* DATASET CONTENT
┄┄┄┄┄┄┄┄┄┄┄┄┄┄┄┄┄┄┄┄
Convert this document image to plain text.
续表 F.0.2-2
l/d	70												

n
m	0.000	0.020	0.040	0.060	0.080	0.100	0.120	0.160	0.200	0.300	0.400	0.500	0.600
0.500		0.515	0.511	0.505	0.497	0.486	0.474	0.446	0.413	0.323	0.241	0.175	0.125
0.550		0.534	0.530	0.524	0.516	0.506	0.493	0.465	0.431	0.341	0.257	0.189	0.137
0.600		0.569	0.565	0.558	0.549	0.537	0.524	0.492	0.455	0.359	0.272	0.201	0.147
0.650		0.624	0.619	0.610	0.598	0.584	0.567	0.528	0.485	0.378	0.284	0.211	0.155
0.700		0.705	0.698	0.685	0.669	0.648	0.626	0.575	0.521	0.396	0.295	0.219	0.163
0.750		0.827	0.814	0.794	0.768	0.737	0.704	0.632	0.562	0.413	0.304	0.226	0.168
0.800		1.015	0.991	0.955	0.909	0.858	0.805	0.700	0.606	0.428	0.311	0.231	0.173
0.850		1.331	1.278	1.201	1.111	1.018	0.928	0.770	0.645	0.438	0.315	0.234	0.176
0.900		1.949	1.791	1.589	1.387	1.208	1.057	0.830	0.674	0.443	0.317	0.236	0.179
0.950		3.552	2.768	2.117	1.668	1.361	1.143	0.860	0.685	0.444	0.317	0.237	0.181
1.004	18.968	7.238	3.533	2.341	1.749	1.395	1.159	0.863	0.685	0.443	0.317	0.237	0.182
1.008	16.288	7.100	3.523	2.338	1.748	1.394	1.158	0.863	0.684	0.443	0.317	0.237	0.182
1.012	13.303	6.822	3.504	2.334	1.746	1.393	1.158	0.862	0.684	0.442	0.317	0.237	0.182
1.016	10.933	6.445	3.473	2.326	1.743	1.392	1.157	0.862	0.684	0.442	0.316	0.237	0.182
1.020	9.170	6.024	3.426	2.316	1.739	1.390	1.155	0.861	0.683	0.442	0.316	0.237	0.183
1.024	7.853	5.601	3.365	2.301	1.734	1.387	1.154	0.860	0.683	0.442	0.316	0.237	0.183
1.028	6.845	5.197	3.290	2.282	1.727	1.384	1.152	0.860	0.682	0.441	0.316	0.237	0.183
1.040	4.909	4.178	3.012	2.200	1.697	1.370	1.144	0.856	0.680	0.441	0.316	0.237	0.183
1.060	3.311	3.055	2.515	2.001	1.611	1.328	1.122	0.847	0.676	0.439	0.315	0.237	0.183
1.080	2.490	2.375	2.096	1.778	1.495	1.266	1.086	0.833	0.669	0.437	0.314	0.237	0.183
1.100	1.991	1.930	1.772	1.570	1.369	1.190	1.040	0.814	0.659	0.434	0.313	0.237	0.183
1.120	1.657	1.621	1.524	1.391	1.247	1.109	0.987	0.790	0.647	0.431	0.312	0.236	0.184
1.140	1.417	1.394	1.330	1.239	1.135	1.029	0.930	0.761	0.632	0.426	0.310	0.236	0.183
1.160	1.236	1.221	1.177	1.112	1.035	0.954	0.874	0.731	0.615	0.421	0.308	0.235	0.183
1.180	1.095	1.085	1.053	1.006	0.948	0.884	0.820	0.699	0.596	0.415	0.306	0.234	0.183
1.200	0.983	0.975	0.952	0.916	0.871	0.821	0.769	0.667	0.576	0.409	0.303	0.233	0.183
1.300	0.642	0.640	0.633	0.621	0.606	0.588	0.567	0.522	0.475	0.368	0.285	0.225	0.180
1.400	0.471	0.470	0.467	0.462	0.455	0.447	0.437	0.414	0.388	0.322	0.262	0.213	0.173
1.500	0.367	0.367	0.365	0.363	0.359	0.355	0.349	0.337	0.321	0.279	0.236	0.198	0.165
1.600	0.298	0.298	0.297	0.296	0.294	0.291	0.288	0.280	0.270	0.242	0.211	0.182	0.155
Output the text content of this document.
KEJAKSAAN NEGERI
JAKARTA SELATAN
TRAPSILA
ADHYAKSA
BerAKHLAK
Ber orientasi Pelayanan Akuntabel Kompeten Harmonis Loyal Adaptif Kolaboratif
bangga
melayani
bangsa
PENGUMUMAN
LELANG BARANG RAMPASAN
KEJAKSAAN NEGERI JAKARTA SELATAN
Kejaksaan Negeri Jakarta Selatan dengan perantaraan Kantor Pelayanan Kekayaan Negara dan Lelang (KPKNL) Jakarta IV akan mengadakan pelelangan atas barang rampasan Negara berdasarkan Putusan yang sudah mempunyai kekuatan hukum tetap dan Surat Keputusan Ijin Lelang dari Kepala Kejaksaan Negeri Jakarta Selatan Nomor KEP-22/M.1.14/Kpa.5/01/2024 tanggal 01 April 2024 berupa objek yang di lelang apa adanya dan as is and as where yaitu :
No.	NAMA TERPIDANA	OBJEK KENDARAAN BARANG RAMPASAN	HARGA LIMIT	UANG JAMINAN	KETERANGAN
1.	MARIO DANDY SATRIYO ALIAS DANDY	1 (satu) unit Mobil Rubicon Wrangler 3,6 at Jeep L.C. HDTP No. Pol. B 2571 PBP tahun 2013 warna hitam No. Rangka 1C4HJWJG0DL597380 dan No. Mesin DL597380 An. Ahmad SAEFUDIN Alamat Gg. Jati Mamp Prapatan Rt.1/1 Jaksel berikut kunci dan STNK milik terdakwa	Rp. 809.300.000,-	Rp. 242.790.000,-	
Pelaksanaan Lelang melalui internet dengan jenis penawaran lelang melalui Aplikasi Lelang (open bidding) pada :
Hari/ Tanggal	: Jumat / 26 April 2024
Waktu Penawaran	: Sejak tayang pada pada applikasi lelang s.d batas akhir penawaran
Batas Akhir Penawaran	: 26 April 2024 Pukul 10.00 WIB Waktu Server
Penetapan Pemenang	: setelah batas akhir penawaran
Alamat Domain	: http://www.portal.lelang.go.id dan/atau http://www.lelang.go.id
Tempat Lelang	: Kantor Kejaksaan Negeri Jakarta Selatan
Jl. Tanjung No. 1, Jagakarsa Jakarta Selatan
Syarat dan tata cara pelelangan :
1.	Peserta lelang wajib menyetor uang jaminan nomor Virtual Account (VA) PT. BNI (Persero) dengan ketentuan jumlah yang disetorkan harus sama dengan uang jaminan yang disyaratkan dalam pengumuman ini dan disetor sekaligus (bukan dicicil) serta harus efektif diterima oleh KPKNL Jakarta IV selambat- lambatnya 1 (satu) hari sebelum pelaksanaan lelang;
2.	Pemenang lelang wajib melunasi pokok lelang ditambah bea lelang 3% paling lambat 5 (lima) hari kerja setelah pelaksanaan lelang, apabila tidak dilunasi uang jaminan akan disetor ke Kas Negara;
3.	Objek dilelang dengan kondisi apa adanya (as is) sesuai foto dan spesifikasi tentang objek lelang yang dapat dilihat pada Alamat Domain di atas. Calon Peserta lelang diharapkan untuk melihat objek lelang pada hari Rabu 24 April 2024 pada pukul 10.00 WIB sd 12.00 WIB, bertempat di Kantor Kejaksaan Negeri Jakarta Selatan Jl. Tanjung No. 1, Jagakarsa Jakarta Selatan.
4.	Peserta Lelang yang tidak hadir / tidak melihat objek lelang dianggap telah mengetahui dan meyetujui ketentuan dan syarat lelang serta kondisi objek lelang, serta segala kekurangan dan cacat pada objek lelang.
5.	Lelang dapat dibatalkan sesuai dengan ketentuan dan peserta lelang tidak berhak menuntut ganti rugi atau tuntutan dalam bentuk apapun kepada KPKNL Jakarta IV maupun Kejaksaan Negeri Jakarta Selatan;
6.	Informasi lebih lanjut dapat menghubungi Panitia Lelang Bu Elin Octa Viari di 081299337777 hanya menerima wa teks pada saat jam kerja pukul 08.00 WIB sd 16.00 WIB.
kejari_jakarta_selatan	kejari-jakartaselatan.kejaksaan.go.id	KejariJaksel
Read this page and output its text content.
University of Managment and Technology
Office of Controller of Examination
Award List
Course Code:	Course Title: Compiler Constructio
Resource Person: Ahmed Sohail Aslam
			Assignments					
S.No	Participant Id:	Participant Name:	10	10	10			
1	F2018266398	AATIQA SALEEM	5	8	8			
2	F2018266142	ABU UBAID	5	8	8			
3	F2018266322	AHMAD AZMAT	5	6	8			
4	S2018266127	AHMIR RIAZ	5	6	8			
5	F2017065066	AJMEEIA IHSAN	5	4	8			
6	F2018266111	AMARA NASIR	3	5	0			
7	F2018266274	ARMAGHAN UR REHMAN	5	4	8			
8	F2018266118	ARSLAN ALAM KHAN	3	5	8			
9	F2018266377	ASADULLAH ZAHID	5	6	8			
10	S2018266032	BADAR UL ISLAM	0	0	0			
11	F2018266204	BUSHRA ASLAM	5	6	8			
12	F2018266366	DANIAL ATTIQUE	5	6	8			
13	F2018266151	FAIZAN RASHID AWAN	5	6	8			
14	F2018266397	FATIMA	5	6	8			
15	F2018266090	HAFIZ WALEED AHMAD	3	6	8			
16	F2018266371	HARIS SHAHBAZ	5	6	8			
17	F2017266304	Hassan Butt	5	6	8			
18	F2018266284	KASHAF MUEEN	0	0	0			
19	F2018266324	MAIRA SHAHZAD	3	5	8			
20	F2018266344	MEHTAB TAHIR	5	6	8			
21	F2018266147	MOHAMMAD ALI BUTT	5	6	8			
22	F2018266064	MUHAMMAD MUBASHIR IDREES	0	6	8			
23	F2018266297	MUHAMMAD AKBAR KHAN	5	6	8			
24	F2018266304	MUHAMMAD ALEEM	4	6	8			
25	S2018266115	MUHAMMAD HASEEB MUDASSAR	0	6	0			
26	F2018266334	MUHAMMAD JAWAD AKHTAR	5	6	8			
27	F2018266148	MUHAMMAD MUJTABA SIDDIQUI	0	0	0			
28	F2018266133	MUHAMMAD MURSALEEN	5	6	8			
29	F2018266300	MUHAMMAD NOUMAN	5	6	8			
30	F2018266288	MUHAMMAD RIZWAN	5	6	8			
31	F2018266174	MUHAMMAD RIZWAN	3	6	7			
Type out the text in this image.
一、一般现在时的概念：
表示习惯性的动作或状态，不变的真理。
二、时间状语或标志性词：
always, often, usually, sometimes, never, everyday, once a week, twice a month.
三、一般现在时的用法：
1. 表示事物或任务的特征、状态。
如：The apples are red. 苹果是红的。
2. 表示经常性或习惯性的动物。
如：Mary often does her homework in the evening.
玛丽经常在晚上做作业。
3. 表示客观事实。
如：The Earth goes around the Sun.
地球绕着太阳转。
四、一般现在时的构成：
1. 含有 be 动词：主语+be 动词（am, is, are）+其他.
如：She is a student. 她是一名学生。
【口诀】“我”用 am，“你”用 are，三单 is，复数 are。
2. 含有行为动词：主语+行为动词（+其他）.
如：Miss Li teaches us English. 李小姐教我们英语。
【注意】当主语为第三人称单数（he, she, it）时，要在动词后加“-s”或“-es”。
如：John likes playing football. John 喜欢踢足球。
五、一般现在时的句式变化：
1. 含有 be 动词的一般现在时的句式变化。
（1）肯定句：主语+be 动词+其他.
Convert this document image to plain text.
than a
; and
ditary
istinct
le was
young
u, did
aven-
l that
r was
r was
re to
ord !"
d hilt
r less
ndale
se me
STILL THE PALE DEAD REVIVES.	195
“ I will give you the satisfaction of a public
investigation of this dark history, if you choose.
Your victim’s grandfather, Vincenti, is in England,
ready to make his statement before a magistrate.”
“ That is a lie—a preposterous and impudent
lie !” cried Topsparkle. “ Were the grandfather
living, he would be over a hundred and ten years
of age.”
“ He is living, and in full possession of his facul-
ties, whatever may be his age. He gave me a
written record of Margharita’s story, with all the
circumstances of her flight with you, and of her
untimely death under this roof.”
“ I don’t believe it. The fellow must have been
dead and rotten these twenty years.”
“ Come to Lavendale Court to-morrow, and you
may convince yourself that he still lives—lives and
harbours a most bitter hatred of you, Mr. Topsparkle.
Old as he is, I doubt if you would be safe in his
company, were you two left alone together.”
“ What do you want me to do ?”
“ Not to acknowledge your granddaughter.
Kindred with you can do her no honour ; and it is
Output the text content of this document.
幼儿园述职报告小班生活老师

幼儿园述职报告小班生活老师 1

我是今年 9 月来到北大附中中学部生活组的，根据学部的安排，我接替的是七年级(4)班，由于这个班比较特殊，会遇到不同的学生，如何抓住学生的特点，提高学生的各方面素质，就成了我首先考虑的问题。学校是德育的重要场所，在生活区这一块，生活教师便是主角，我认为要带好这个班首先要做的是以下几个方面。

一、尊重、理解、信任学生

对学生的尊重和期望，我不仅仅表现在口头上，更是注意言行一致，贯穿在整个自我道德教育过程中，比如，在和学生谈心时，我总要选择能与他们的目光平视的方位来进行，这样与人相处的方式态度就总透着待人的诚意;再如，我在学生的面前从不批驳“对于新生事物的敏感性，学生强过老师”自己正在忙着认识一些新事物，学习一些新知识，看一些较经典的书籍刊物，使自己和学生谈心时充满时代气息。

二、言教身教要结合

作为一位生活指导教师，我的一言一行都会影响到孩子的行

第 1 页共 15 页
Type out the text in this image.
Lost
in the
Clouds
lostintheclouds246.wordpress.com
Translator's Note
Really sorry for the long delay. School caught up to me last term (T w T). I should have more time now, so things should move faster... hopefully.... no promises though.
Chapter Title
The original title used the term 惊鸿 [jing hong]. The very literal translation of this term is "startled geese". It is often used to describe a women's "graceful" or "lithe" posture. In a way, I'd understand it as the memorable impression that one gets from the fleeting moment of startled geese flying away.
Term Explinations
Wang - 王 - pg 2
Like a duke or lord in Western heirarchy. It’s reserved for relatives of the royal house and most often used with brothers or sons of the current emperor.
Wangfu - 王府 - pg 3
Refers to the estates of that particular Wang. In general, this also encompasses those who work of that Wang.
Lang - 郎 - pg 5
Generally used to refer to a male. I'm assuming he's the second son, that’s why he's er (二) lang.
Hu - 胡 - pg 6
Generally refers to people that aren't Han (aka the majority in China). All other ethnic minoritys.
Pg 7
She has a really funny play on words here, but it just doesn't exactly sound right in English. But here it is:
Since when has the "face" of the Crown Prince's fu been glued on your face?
┄┄┄┄┄┄┄┄┄┄┄┄┄┄┄┄┄┄┄┄
* DIRECTION
Check each line above for "Tanjung" and return the ones that have it.

* TASK ANSWER
Jl. Tanjung No. 1, Jagakarsa Jakarta Selatan
3.	Objek dilelang dengan kondisi apa adanya (as is) sesuai foto dan spesifikasi tentang objek lelang yang dapat dilihat pada Alamat Domain di atas. Calon Peserta lelang diharapkan untuk melihat objek lelang pada hari Rabu 24 April 2024 pada pukul 10.00 WIB sd 12.00 WIB, bertempat di Kantor Kejaksaan Negeri Jakarta Selatan Jl. Tanjung No. 1, Jagakarsa Jakarta Selatan.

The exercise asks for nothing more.